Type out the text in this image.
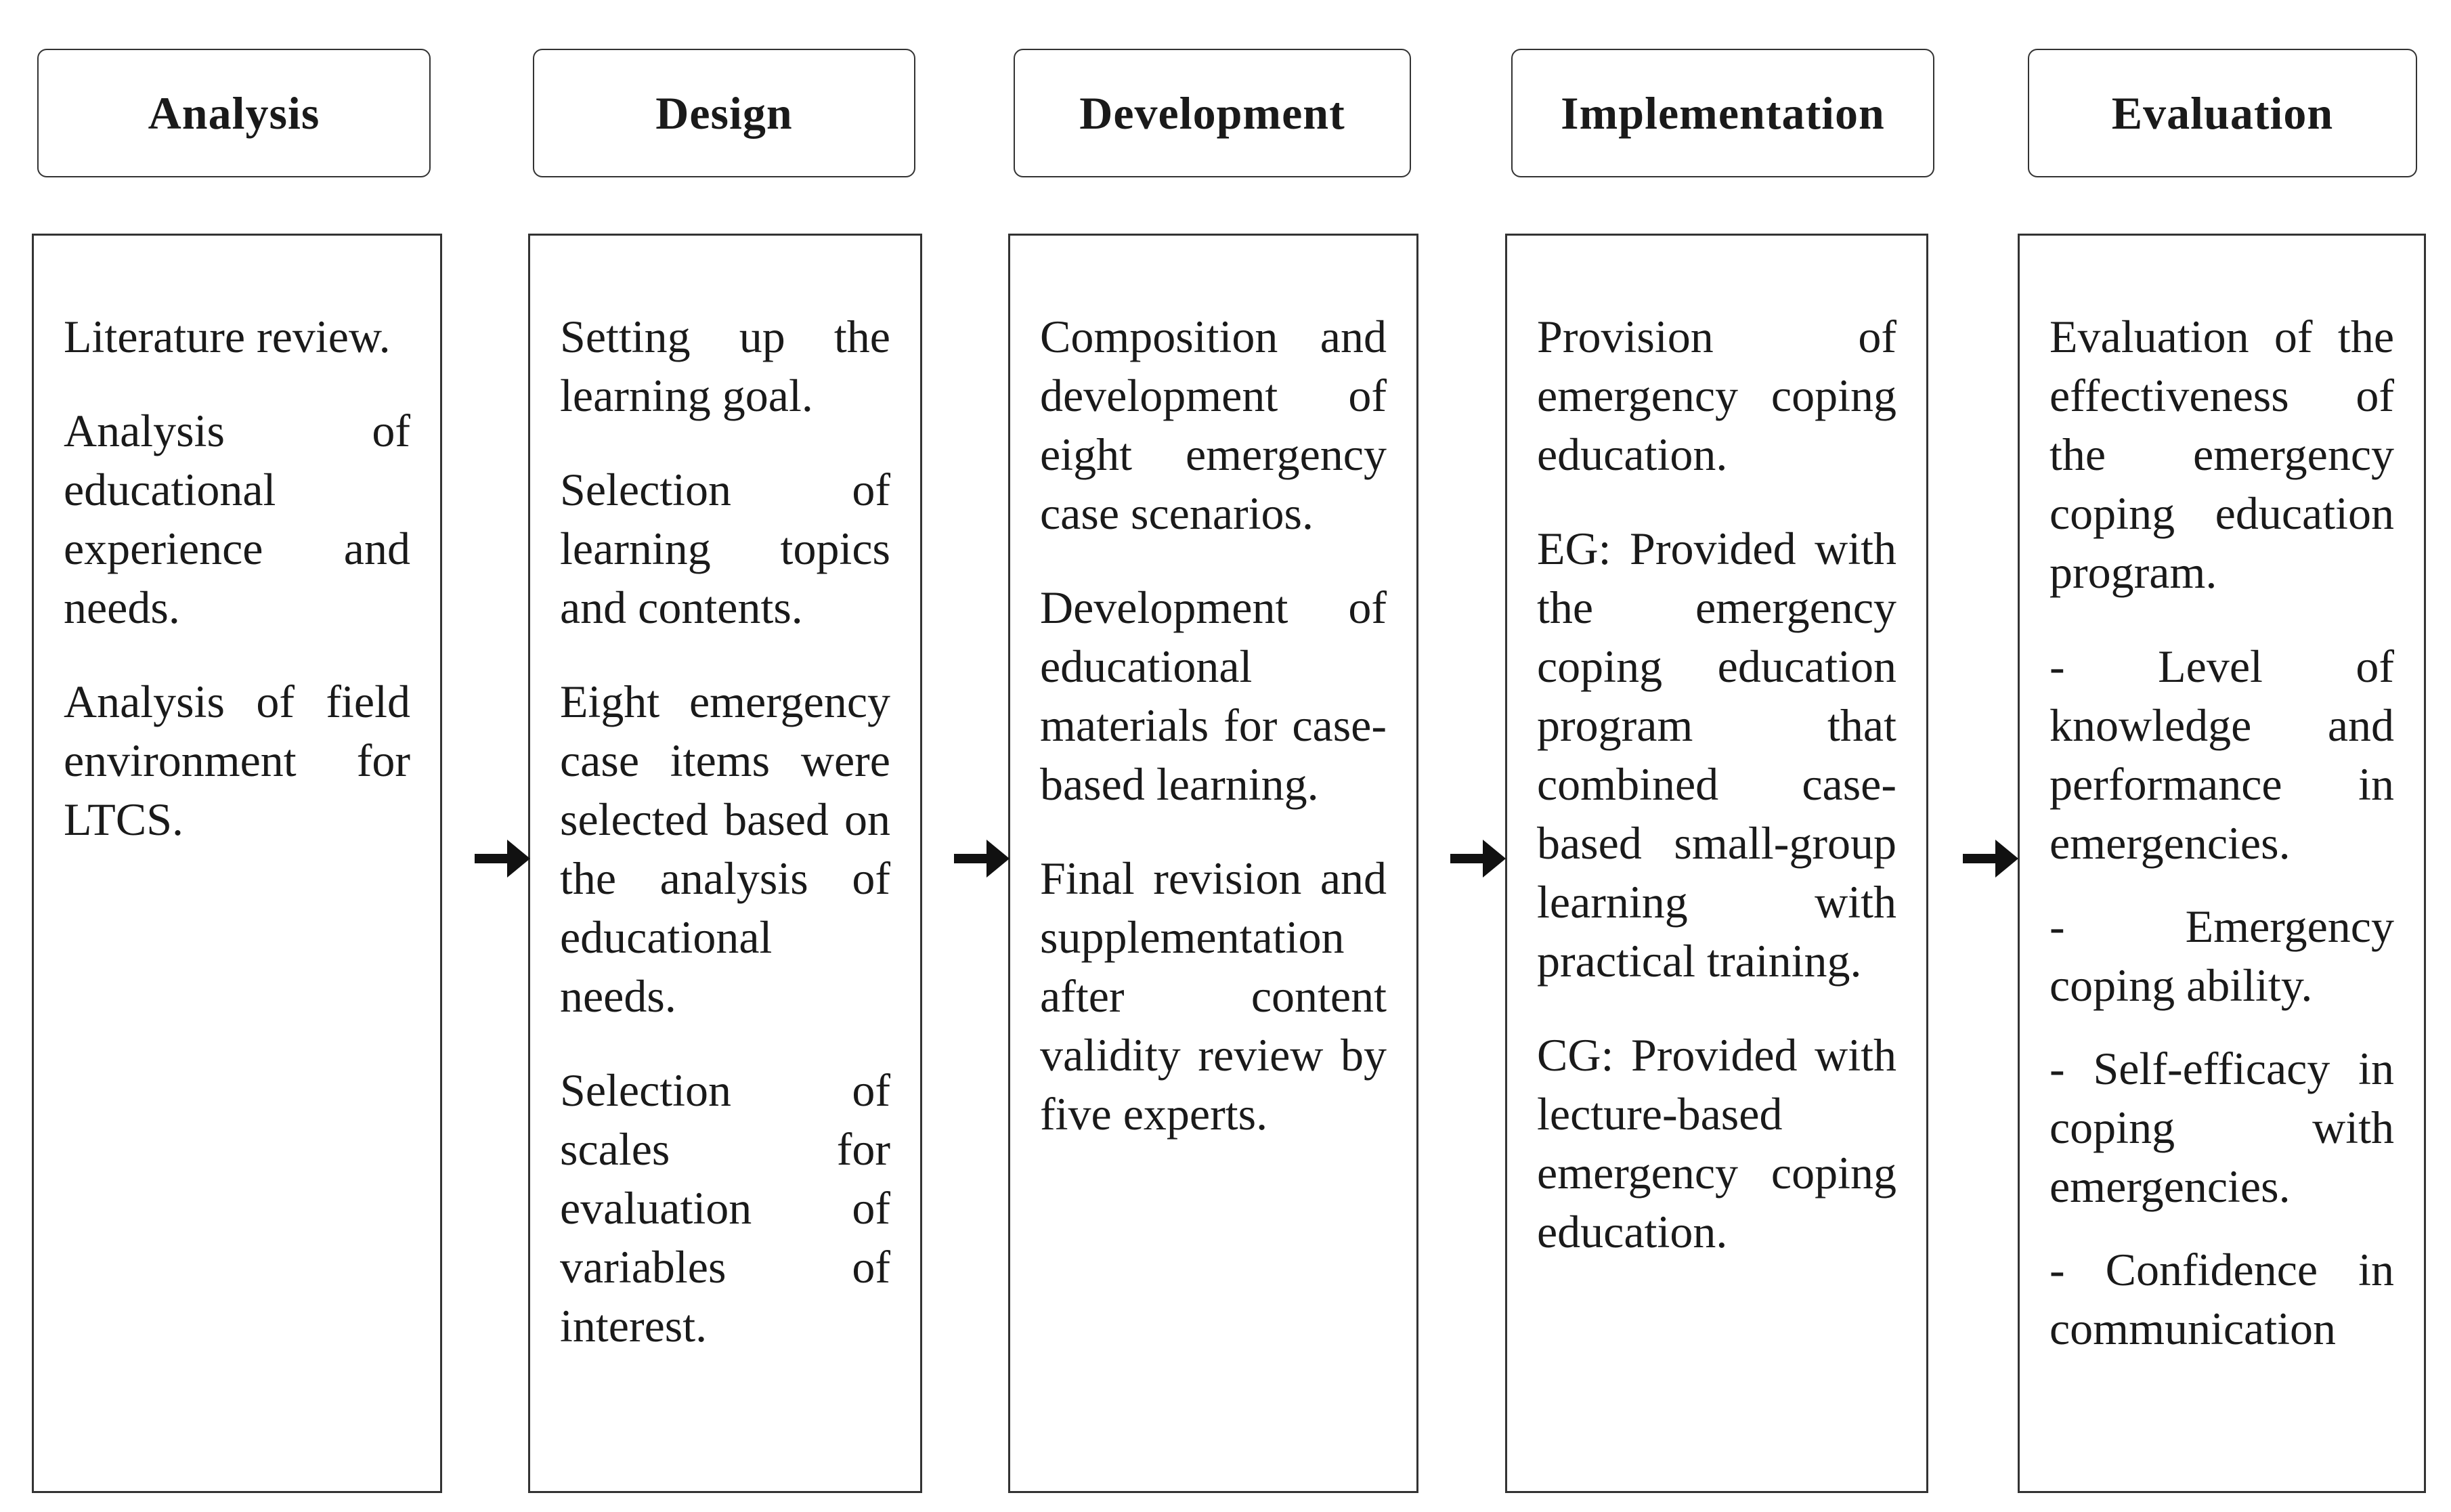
Analysis	Design	Development	Implementation	Evaluation

Literature review.

Analysis of educational experience and needs.

Analysis of field environment for LTCS.

Setting up the learning goal.

Selection of learning topics and contents.

Eight emergency case items were selected based on the analysis of educational needs.

Selection of scales for evaluation of variables of interest.

Composition and development of eight emergency case scenarios.

Development of educational materials for case-based learning.

Final revision and supplementation after content validity review by five experts.

Provision of emergency coping education.

EG: Provided with the emergency coping education program that combined case-based small-group learning with practical training.

CG: Provided with lecture-based emergency coping education.

Evaluation of the effectiveness of the emergency coping education program.

- Level of knowledge and performance in emergencies.

- Emergency coping ability.

- Self-efficacy in coping with emergencies.

- Confidence in communication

--- --- ---

• Your goal: Repeat each entry exactly as given; no pictures belong in the copy.

• The solution:
Type out the text in this image.
Analysis	Design	Development	Implementation	Evaluation

Literature review.

Analysis of educational experience and needs.

Analysis of field environment for LTCS.

Setting up the learning goal.

Selection of learning topics and contents.

Eight emergency case items were selected based on the analysis of educational needs.

Selection of scales for evaluation of variables of interest.

Composition and development of eight emergency case scenarios.

Development of educational materials for case-based learning.

Final revision and supplementation after content validity review by five experts.

Provision of emergency coping education.

EG: Provided with the emergency coping education program that combined case-based small-group learning with practical training.

CG: Provided with lecture-based emergency coping education.

Evaluation of the effectiveness of the emergency coping education program.

- Level of knowledge and performance in emergencies.

- Emergency coping ability.

- Self-efficacy in coping with emergencies.

- Confidence in communication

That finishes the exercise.